Supplied material:
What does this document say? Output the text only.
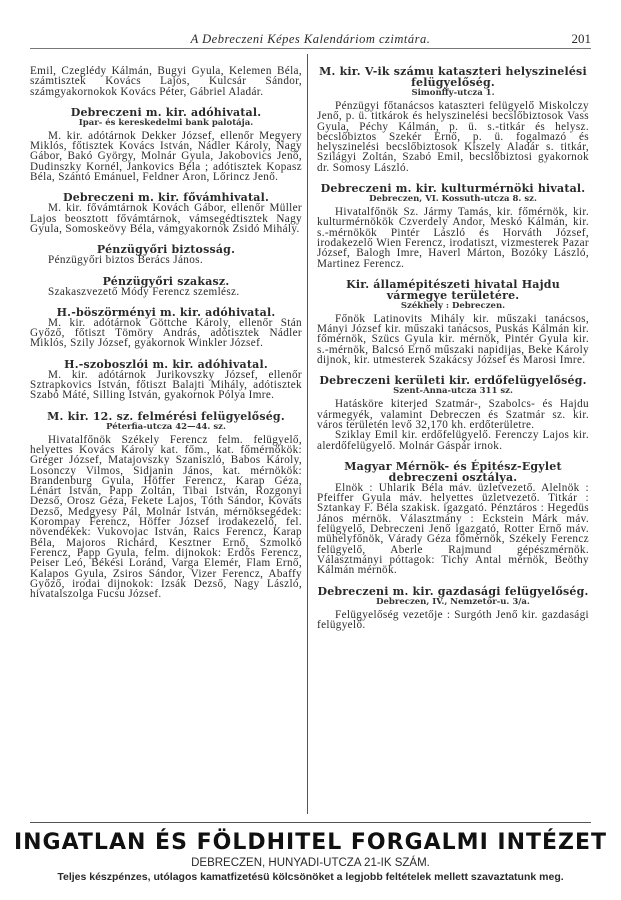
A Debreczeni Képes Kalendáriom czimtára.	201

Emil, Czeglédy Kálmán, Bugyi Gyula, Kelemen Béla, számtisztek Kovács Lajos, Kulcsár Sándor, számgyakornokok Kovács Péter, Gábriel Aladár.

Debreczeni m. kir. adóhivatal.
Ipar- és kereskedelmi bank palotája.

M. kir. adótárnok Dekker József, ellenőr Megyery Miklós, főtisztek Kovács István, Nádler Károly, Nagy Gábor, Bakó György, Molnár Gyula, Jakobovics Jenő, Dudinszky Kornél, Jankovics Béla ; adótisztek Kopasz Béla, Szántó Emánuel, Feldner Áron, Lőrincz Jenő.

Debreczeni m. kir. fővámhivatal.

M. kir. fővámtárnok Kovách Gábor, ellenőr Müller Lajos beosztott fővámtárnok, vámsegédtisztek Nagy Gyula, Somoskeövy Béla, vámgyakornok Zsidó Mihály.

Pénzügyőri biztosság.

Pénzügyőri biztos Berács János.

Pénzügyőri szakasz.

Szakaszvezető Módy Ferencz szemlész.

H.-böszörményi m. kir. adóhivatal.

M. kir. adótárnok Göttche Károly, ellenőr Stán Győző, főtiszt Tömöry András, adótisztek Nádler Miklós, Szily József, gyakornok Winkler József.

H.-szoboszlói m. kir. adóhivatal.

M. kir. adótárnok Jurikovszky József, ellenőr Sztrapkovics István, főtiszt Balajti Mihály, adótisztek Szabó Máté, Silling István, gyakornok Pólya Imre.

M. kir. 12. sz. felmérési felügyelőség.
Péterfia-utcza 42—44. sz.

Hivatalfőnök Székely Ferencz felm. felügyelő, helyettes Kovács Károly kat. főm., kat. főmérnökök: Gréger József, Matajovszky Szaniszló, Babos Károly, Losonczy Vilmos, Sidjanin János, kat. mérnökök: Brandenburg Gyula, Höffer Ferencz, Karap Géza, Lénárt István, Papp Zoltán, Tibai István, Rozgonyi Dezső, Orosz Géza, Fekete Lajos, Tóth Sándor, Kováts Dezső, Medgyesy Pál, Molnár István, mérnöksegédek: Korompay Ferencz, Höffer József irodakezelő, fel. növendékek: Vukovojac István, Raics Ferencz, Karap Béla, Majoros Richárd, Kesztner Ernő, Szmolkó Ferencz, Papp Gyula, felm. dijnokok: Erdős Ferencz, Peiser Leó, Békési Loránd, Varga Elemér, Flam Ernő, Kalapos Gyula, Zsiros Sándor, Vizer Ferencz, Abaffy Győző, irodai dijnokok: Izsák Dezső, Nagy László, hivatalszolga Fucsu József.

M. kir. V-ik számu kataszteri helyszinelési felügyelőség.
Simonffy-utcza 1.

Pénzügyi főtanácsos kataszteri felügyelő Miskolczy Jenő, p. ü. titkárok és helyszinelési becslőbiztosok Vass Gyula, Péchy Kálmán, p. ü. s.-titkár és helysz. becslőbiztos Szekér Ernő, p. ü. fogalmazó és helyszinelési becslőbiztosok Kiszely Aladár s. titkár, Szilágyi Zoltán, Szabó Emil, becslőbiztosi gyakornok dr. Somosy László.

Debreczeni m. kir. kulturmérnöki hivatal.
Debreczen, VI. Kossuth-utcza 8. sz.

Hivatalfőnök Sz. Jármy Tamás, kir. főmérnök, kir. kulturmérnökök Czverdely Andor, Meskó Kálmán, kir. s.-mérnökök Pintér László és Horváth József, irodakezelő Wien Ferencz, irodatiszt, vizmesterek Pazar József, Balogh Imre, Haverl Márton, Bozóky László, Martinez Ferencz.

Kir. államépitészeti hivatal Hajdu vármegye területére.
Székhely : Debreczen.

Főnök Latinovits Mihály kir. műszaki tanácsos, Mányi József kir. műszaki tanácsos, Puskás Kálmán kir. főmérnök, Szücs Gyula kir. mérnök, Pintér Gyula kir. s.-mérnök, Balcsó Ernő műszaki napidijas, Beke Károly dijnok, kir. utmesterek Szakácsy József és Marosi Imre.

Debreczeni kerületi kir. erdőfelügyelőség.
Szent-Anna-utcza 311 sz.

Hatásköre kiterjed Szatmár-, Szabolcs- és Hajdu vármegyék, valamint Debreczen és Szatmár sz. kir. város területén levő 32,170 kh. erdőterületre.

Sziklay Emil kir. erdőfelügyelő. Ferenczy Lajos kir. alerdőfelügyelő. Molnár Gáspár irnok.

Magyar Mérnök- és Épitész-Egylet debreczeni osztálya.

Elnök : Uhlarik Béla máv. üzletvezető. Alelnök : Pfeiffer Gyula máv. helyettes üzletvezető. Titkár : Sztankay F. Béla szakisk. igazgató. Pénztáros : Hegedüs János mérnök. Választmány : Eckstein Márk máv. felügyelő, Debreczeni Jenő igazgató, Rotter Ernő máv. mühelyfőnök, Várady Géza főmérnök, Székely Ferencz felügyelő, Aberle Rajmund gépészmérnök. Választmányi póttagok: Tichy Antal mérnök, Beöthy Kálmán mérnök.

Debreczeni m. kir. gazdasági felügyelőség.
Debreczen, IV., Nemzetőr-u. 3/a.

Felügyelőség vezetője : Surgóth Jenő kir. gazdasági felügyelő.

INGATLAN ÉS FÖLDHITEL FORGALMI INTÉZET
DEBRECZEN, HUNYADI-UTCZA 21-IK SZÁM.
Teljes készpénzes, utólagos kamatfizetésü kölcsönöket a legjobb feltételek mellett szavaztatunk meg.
==
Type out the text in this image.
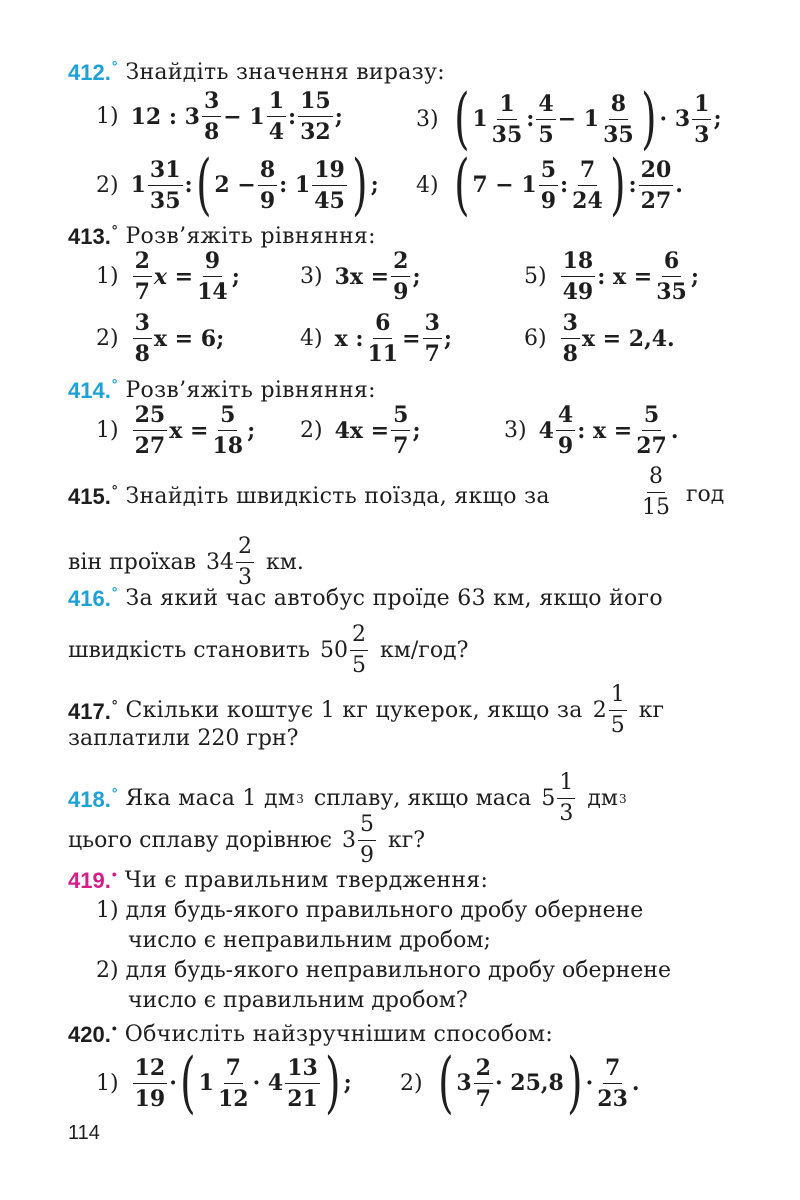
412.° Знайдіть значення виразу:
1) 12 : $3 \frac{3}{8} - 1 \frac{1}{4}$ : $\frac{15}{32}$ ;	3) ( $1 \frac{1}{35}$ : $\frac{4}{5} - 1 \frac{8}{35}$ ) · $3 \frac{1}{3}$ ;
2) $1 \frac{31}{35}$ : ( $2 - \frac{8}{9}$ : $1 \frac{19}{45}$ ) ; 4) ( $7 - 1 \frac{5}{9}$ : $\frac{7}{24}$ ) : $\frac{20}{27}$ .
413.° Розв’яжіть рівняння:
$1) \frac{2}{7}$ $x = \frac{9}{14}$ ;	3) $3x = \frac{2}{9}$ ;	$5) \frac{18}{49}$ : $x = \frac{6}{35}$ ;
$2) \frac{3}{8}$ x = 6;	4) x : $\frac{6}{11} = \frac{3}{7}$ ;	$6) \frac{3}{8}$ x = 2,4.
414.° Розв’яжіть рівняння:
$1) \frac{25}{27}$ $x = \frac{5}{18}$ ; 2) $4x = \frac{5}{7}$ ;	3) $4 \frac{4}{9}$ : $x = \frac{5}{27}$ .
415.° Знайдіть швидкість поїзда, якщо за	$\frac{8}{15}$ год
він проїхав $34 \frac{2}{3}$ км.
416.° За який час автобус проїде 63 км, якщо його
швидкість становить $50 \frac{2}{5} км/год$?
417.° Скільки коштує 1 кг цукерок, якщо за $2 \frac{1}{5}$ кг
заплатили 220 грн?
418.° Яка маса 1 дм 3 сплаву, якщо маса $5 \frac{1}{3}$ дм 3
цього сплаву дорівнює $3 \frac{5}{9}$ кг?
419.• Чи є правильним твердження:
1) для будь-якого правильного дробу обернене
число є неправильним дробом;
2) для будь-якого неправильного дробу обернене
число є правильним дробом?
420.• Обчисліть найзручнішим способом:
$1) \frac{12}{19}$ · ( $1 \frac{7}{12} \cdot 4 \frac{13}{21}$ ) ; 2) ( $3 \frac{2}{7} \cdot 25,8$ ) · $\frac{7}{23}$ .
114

Challenge: Say how many lines contain the string "дробу", giving nothing but the count.

Answer below: 2